• [Supplied information]

↓

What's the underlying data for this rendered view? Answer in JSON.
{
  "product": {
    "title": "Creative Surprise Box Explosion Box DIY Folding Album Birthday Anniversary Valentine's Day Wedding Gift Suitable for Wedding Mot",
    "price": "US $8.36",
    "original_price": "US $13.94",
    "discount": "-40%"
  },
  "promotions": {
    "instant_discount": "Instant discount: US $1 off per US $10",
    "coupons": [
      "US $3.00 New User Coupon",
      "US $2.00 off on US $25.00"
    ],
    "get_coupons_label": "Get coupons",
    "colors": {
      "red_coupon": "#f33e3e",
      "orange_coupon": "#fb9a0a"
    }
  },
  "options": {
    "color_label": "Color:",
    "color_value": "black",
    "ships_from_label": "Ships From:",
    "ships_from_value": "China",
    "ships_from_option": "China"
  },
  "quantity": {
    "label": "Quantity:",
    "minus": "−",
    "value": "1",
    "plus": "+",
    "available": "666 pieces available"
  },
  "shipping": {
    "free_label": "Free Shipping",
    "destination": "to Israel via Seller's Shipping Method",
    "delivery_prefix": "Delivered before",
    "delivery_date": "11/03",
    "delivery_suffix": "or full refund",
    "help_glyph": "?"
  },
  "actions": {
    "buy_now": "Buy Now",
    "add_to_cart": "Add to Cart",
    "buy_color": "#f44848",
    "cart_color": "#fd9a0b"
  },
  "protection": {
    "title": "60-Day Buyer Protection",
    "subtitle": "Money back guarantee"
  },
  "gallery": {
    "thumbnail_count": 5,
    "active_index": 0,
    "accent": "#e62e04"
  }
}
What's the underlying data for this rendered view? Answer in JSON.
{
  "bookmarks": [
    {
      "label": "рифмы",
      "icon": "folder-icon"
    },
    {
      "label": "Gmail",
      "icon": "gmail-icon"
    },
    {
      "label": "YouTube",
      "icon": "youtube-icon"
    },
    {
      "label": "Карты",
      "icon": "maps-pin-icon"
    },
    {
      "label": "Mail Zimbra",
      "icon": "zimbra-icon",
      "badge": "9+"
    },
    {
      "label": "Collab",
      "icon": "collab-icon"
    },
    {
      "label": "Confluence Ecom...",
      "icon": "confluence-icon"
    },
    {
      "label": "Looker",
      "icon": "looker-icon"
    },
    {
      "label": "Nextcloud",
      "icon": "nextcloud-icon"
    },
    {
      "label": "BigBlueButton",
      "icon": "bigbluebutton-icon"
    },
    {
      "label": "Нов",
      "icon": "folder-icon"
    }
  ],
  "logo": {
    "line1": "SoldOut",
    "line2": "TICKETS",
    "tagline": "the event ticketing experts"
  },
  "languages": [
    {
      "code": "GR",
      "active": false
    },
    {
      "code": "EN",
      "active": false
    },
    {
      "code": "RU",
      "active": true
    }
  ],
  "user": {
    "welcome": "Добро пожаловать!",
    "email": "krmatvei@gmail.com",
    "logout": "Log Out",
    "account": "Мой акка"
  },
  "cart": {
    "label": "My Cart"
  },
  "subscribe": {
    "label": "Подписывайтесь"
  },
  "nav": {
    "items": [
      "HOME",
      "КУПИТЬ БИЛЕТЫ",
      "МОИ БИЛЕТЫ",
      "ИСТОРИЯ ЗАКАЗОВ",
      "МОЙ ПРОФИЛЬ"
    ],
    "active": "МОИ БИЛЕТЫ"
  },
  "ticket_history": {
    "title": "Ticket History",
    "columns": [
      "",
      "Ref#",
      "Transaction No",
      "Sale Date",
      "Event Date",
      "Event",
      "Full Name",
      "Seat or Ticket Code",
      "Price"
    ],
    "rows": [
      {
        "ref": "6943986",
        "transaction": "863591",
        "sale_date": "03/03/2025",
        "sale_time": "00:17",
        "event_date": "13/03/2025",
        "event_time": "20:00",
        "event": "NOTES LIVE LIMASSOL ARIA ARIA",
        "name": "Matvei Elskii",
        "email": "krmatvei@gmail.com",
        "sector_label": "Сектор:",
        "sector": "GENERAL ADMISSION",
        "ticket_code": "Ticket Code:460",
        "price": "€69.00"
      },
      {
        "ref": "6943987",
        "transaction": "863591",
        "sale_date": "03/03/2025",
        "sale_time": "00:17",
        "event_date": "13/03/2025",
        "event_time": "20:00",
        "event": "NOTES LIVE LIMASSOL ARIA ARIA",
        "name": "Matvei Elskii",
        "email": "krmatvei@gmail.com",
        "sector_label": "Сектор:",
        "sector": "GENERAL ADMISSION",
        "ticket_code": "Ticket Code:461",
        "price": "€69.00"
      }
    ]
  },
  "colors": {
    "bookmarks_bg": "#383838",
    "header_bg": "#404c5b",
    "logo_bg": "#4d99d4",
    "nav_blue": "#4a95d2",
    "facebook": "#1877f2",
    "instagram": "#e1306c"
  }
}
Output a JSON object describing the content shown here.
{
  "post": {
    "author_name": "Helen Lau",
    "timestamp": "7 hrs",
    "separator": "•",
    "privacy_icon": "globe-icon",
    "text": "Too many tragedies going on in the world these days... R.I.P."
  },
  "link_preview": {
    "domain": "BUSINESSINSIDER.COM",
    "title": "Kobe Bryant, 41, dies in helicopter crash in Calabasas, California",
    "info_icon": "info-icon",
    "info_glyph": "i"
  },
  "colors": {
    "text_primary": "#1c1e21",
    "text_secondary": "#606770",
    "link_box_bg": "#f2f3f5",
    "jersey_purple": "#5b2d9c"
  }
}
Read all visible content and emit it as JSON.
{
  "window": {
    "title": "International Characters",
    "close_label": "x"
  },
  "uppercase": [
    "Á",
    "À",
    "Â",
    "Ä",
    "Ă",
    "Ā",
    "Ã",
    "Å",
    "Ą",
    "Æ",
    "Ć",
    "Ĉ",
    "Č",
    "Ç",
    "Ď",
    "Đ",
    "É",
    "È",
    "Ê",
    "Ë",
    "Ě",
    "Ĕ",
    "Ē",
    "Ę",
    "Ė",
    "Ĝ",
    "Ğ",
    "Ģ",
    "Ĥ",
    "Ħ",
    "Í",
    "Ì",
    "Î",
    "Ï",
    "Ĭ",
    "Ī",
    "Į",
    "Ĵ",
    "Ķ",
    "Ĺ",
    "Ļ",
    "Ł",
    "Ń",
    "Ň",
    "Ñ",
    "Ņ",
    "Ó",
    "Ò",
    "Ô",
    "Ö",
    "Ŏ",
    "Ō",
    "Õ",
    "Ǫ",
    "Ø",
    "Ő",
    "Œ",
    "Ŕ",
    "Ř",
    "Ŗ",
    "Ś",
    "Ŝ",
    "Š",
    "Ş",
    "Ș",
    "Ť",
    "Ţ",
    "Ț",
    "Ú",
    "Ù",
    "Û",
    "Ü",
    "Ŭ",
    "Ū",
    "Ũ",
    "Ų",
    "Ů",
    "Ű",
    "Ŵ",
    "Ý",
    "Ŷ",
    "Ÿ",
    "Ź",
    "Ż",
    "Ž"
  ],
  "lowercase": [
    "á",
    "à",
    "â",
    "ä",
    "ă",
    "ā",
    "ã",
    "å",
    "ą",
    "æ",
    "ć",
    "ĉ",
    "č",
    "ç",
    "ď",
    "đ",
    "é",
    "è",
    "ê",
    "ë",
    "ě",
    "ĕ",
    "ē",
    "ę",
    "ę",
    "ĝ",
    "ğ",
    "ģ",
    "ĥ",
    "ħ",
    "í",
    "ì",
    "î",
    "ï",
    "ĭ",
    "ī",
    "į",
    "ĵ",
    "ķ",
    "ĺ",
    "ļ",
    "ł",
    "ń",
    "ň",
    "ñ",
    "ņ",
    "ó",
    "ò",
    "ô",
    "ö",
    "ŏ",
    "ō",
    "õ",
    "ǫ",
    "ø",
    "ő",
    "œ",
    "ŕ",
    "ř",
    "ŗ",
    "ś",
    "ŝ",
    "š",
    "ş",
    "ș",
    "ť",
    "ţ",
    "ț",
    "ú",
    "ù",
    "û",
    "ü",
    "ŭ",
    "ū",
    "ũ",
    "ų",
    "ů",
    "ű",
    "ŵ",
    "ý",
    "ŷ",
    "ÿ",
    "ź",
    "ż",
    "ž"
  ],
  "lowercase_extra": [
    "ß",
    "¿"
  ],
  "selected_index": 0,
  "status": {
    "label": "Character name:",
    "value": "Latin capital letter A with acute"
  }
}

↑

• [Problem requirements] Copy out the lines in which the string "coupons" appears.

• [Final result]
    "coupons": [
    "get_coupons_label": "Get coupons",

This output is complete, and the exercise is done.